[Stated goal] Transcribe every entry below word for word, but skip the pictures.

########

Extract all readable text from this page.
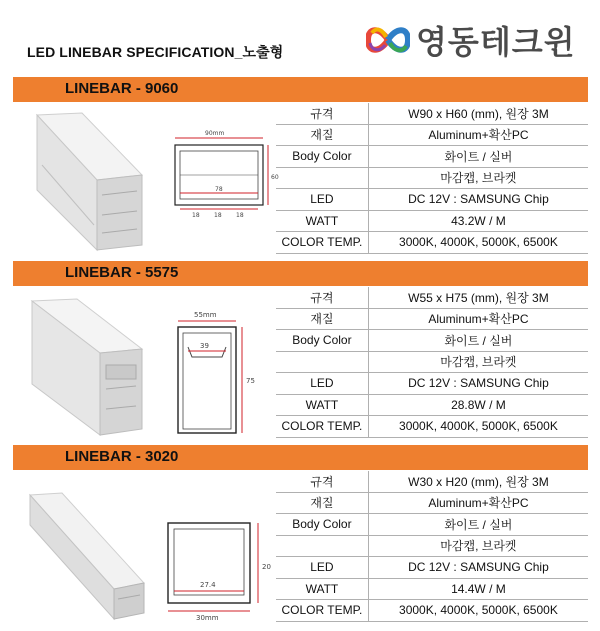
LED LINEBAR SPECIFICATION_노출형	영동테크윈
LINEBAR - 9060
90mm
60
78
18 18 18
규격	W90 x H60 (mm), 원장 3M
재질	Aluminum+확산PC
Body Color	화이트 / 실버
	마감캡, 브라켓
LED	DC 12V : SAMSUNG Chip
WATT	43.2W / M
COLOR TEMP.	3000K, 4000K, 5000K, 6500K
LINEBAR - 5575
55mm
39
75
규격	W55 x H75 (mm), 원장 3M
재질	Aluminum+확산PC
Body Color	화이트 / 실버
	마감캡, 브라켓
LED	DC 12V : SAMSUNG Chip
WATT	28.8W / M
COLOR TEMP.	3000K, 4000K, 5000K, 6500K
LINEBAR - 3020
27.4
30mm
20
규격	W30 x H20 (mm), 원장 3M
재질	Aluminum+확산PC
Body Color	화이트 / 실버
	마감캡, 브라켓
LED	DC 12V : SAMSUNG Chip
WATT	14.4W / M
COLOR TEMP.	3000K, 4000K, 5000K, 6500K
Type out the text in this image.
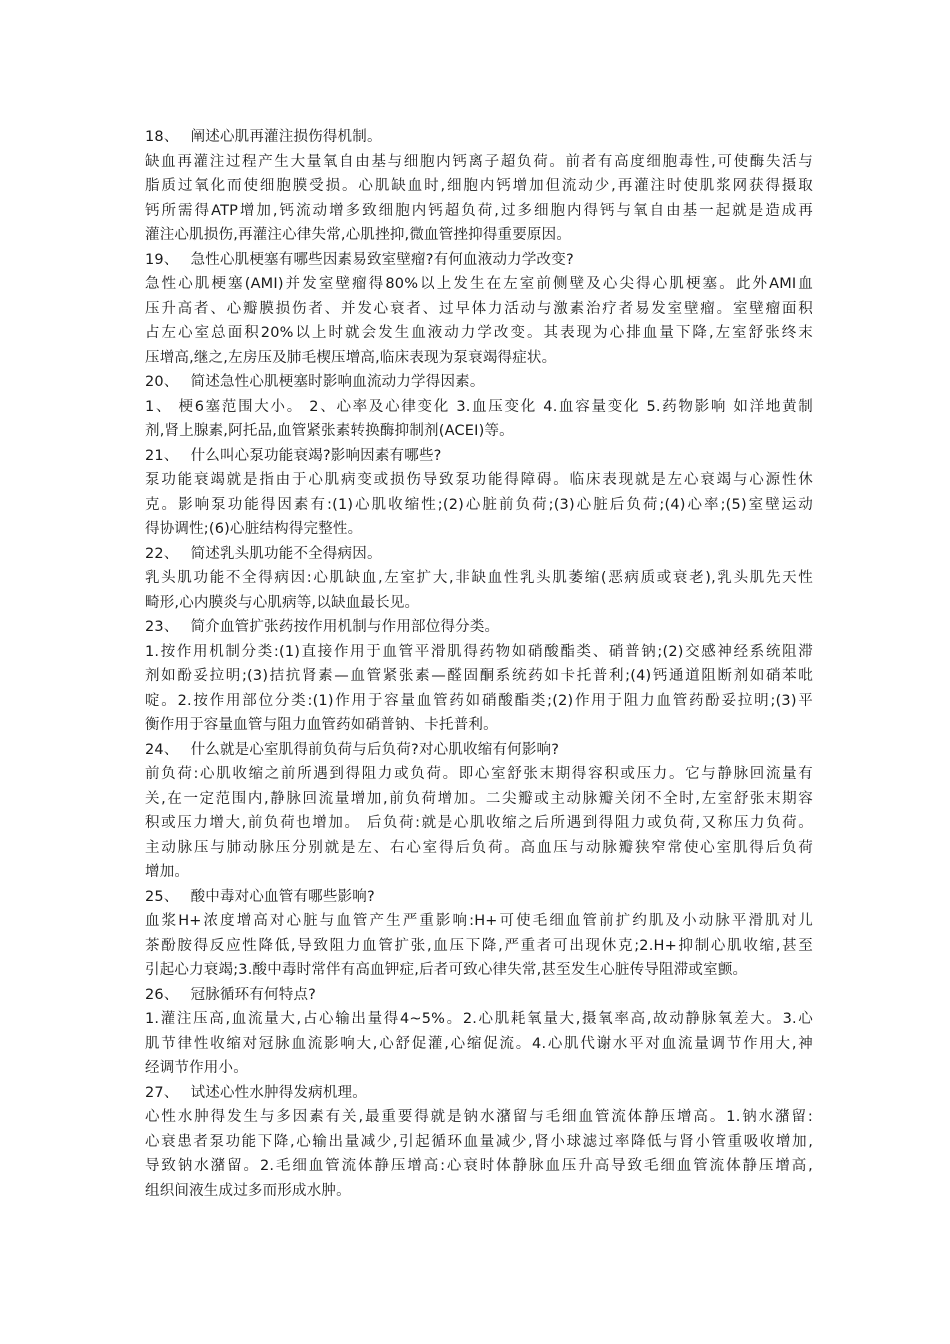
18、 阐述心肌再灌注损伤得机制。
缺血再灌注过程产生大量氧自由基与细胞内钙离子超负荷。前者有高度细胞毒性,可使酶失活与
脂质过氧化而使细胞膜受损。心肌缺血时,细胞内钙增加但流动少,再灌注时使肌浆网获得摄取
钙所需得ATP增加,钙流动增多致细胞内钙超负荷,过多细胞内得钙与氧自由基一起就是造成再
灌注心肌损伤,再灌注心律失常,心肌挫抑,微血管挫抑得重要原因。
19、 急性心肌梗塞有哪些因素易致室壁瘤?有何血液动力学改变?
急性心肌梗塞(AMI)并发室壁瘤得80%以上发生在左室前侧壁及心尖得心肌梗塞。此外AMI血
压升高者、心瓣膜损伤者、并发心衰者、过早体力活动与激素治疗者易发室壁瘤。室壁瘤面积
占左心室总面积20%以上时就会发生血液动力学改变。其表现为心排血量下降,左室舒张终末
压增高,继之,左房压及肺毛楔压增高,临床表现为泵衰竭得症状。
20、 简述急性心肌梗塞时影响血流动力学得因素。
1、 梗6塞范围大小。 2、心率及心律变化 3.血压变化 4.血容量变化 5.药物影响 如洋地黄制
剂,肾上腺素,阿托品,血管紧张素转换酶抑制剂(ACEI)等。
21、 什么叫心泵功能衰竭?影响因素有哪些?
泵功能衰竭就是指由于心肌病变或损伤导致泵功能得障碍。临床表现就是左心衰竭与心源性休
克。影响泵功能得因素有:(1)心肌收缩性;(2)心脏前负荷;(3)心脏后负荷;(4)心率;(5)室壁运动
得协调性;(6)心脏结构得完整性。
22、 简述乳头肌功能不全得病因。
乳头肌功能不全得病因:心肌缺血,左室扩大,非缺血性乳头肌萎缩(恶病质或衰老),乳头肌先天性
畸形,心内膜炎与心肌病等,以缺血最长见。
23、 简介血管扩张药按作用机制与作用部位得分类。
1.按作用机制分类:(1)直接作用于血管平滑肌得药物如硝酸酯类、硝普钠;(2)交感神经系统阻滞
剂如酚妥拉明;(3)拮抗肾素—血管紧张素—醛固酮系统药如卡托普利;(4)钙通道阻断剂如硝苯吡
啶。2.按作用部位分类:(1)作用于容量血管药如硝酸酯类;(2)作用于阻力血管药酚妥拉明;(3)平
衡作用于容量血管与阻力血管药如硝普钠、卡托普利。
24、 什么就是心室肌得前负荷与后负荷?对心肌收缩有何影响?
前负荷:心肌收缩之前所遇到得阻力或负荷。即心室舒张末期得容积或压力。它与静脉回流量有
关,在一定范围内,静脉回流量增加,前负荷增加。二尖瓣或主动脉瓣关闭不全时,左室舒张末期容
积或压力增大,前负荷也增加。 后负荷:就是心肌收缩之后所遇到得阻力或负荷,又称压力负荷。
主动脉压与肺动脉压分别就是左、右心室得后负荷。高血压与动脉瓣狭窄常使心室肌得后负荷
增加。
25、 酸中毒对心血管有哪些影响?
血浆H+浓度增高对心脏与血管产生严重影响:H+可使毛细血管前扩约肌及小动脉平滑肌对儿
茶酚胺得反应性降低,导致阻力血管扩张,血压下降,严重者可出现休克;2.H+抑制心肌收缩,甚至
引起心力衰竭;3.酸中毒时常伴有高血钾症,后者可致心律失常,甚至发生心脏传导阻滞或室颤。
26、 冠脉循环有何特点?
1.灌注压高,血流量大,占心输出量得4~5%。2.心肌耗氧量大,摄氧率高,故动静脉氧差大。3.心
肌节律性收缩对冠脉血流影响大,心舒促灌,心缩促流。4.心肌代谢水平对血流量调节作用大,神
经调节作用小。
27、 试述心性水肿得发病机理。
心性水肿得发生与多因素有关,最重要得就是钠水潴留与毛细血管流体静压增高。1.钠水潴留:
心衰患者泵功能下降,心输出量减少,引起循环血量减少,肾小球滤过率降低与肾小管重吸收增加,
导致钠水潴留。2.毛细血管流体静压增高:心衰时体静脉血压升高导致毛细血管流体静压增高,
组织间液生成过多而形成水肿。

########

[Output below]
Extract all readable text from this page.
LED LINEBAR SPECIFICATION_노출형	영동테크윈
LINEBAR - 9060
90mm
60
78
18 18 18
규격	W90 x H60 (mm), 원장 3M
재질	Aluminum+확산PC
Body Color	화이트 / 실버
	마감캡, 브라켓
LED	DC 12V : SAMSUNG Chip
WATT	43.2W / M
COLOR TEMP.	3000K, 4000K, 5000K, 6500K
LINEBAR - 5575
55mm
39
75
규격	W55 x H75 (mm), 원장 3M
재질	Aluminum+확산PC
Body Color	화이트 / 실버
	마감캡, 브라켓
LED	DC 12V : SAMSUNG Chip
WATT	28.8W / M
COLOR TEMP.	3000K, 4000K, 5000K, 6500K
LINEBAR - 3020
27.4
30mm
20
규격	W30 x H20 (mm), 원장 3M
재질	Aluminum+확산PC
Body Color	화이트 / 실버
	마감캡, 브라켓
LED	DC 12V : SAMSUNG Chip
WATT	14.4W / M
COLOR TEMP.	3000K, 4000K, 5000K, 6500K
Type out the text in this image.
18、 阐述心肌再灌注损伤得机制。
缺血再灌注过程产生大量氧自由基与细胞内钙离子超负荷。前者有高度细胞毒性,可使酶失活与
脂质过氧化而使细胞膜受损。心肌缺血时,细胞内钙增加但流动少,再灌注时使肌浆网获得摄取
钙所需得ATP增加,钙流动增多致细胞内钙超负荷,过多细胞内得钙与氧自由基一起就是造成再
灌注心肌损伤,再灌注心律失常,心肌挫抑,微血管挫抑得重要原因。
19、 急性心肌梗塞有哪些因素易致室壁瘤?有何血液动力学改变?
急性心肌梗塞(AMI)并发室壁瘤得80%以上发生在左室前侧壁及心尖得心肌梗塞。此外AMI血
压升高者、心瓣膜损伤者、并发心衰者、过早体力活动与激素治疗者易发室壁瘤。室壁瘤面积
占左心室总面积20%以上时就会发生血液动力学改变。其表现为心排血量下降,左室舒张终末
压增高,继之,左房压及肺毛楔压增高,临床表现为泵衰竭得症状。
20、 简述急性心肌梗塞时影响血流动力学得因素。
1、 梗6塞范围大小。 2、心率及心律变化 3.血压变化 4.血容量变化 5.药物影响 如洋地黄制
剂,肾上腺素,阿托品,血管紧张素转换酶抑制剂(ACEI)等。
21、 什么叫心泵功能衰竭?影响因素有哪些?
泵功能衰竭就是指由于心肌病变或损伤导致泵功能得障碍。临床表现就是左心衰竭与心源性休
克。影响泵功能得因素有:(1)心肌收缩性;(2)心脏前负荷;(3)心脏后负荷;(4)心率;(5)室壁运动
得协调性;(6)心脏结构得完整性。
22、 简述乳头肌功能不全得病因。
乳头肌功能不全得病因:心肌缺血,左室扩大,非缺血性乳头肌萎缩(恶病质或衰老),乳头肌先天性
畸形,心内膜炎与心肌病等,以缺血最长见。
23、 简介血管扩张药按作用机制与作用部位得分类。
1.按作用机制分类:(1)直接作用于血管平滑肌得药物如硝酸酯类、硝普钠;(2)交感神经系统阻滞
剂如酚妥拉明;(3)拮抗肾素—血管紧张素—醛固酮系统药如卡托普利;(4)钙通道阻断剂如硝苯吡
啶。2.按作用部位分类:(1)作用于容量血管药如硝酸酯类;(2)作用于阻力血管药酚妥拉明;(3)平
衡作用于容量血管与阻力血管药如硝普钠、卡托普利。
24、 什么就是心室肌得前负荷与后负荷?对心肌收缩有何影响?
前负荷:心肌收缩之前所遇到得阻力或负荷。即心室舒张末期得容积或压力。它与静脉回流量有
关,在一定范围内,静脉回流量增加,前负荷增加。二尖瓣或主动脉瓣关闭不全时,左室舒张末期容
积或压力增大,前负荷也增加。 后负荷:就是心肌收缩之后所遇到得阻力或负荷,又称压力负荷。
主动脉压与肺动脉压分别就是左、右心室得后负荷。高血压与动脉瓣狭窄常使心室肌得后负荷
增加。
25、 酸中毒对心血管有哪些影响?
血浆H+浓度增高对心脏与血管产生严重影响:H+可使毛细血管前扩约肌及小动脉平滑肌对儿
茶酚胺得反应性降低,导致阻力血管扩张,血压下降,严重者可出现休克;2.H+抑制心肌收缩,甚至
引起心力衰竭;3.酸中毒时常伴有高血钾症,后者可致心律失常,甚至发生心脏传导阻滞或室颤。
26、 冠脉循环有何特点?
1.灌注压高,血流量大,占心输出量得4~5%。2.心肌耗氧量大,摄氧率高,故动静脉氧差大。3.心
肌节律性收缩对冠脉血流影响大,心舒促灌,心缩促流。4.心肌代谢水平对血流量调节作用大,神
经调节作用小。
27、 试述心性水肿得发病机理。
心性水肿得发生与多因素有关,最重要得就是钠水潴留与毛细血管流体静压增高。1.钠水潴留:
心衰患者泵功能下降,心输出量减少,引起循环血量减少,肾小球滤过率降低与肾小管重吸收增加,
导致钠水潴留。2.毛细血管流体静压增高:心衰时体静脉血压升高导致毛细血管流体静压增高,
组织间液生成过多而形成水肿。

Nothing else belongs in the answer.